• Goal
Restate the records that follow word for word; no pictures should appear.

─── Records supplied

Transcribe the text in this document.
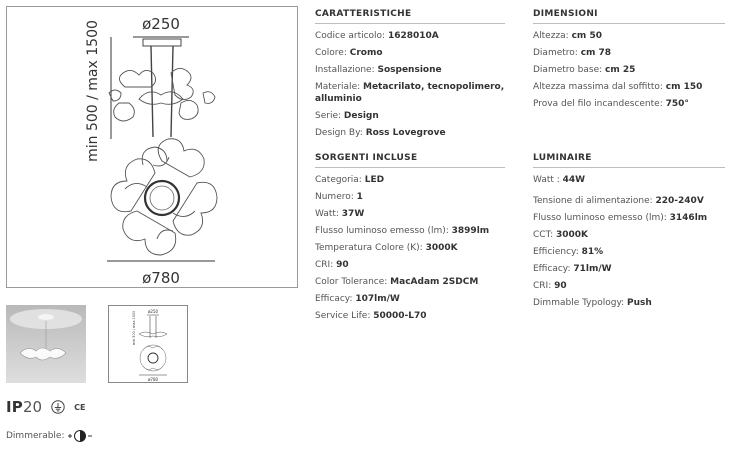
ø250
min 500 / max 1500
ø780
ø250
min 500 / max 1500
ø780
IP 20	CE
Dimmerable:
CARATTERISTICHE
Codice articolo: 1628010A
Colore: Cromo
Installazione: Sospensione
Materiale: Metacrilato, tecnopolimero, alluminio
Serie: Design
Design By: Ross Lovegrove
DIMENSIONI
Altezza: cm 50
Diametro: cm 78
Diametro base: cm 25
Altezza massima dal soffitto: cm 150
Prova del filo incandescente: 750°
SORGENTI INCLUSE
Categoria: LED
Numero: 1
Watt: 37W
Flusso luminoso emesso (lm): 3899lm
Temperatura Colore (K): 3000K
CRI: 90
Color Tolerance: MacAdam 2SDCM
Efficacy: 107lm/W
Service Life: 50000-L70
LUMINAIRE
Watt : 44W
Tensione di alimentazione: 220-240V
Flusso luminoso emesso (lm): 3146lm
CCT: 3000K
Efficiency: 81%
Efficacy: 71lm/W
CRI: 90
Dimmable Typology: Push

──────

• Result of this exercise
Transcribe the text in this document.
ø250
min 500 / max 1500
ø780
ø250
min 500 / max 1500
ø780
IP 20	CE
Dimmerable:
CARATTERISTICHE
Codice articolo: 1628010A
Colore: Cromo
Installazione: Sospensione
Materiale: Metacrilato, tecnopolimero, alluminio
Serie: Design
Design By: Ross Lovegrove
DIMENSIONI
Altezza: cm 50
Diametro: cm 78
Diametro base: cm 25
Altezza massima dal soffitto: cm 150
Prova del filo incandescente: 750°
SORGENTI INCLUSE
Categoria: LED
Numero: 1
Watt: 37W
Flusso luminoso emesso (lm): 3899lm
Temperatura Colore (K): 3000K
CRI: 90
Color Tolerance: MacAdam 2SDCM
Efficacy: 107lm/W
Service Life: 50000-L70
LUMINAIRE
Watt : 44W
Tensione di alimentazione: 220-240V
Flusso luminoso emesso (lm): 3146lm
CCT: 3000K
Efficiency: 81%
Efficacy: 71lm/W
CRI: 90
Dimmable Typology: Push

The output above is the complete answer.